Return all entries word for word, but drop any images.

(Dataset items)
+ + + +
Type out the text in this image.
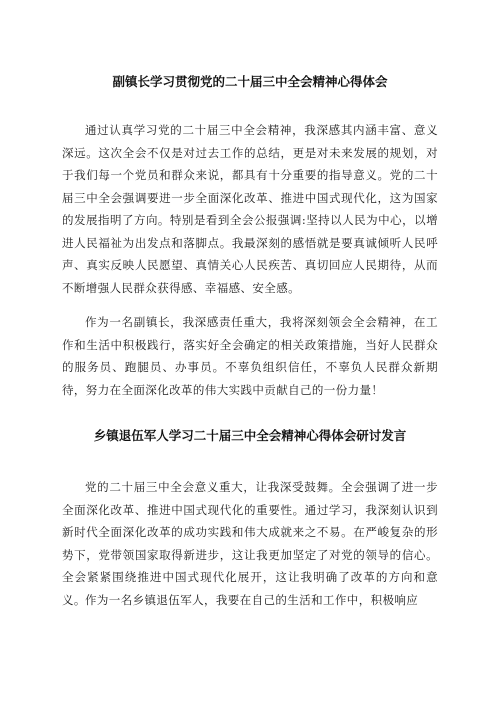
副镇长学习贯彻党的二十届三中全会精神心得体会

通过认真学习党的二十届三中全会精神，我深感其内涵丰富、意义深远。这次全会不仅是对过去工作的总结，更是对未来发展的规划，对于我们每一个党员和群众来说，都具有十分重要的指导意义。党的二十届三中全会强调要进一步全面深化改革、推进中国式现代化，这为国家的发展指明了方向。特别是看到全会公报强调:坚持以人民为中心，以增进人民福祉为出发点和落脚点。我最深刻的感悟就是要真诚倾听人民呼声、真实反映人民愿望、真情关心人民疾苦、真切回应人民期待，从而不断增强人民群众获得感、幸福感、安全感。

作为一名副镇长，我深感责任重大，我将深刻领会全会精神，在工作和生活中积极践行，落实好全会确定的相关政策措施，当好人民群众的服务员、跑腿员、办事员。不辜负组织信任，不辜负人民群众新期待，努力在全面深化改革的伟大实践中贡献自己的一份力量！

乡镇退伍军人学习二十届三中全会精神心得体会研讨发言

党的二十届三中全会意义重大，让我深受鼓舞。全会强调了进一步全面深化改革、推进中国式现代化的重要性。通过学习，我深刻认识到新时代全面深化改革的成功实践和伟大成就来之不易。在严峻复杂的形势下，党带领国家取得新进步，这让我更加坚定了对党的领导的信心。全会紧紧围绕推进中国式现代化展开，这让我明确了改革的方向和意义。 作为一名乡镇退伍军人，我要在自己的生活和工作中，积极响应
+ + + +
== FINAL ANSWER ==
Type out the text in this image.
副镇长学习贯彻党的二十届三中全会精神心得体会

通过认真学习党的二十届三中全会精神，我深感其内涵丰富、意义深远。这次全会不仅是对过去工作的总结，更是对未来发展的规划，对于我们每一个党员和群众来说，都具有十分重要的指导意义。党的二十届三中全会强调要进一步全面深化改革、推进中国式现代化，这为国家的发展指明了方向。特别是看到全会公报强调:坚持以人民为中心，以增进人民福祉为出发点和落脚点。我最深刻的感悟就是要真诚倾听人民呼声、真实反映人民愿望、真情关心人民疾苦、真切回应人民期待，从而不断增强人民群众获得感、幸福感、安全感。

作为一名副镇长，我深感责任重大，我将深刻领会全会精神，在工作和生活中积极践行，落实好全会确定的相关政策措施，当好人民群众的服务员、跑腿员、办事员。不辜负组织信任，不辜负人民群众新期待，努力在全面深化改革的伟大实践中贡献自己的一份力量！

乡镇退伍军人学习二十届三中全会精神心得体会研讨发言

党的二十届三中全会意义重大，让我深受鼓舞。全会强调了进一步全面深化改革、推进中国式现代化的重要性。通过学习，我深刻认识到新时代全面深化改革的成功实践和伟大成就来之不易。在严峻复杂的形势下，党带领国家取得新进步，这让我更加坚定了对党的领导的信心。全会紧紧围绕推进中国式现代化展开，这让我明确了改革的方向和意义。 作为一名乡镇退伍军人，我要在自己的生活和工作中，积极响应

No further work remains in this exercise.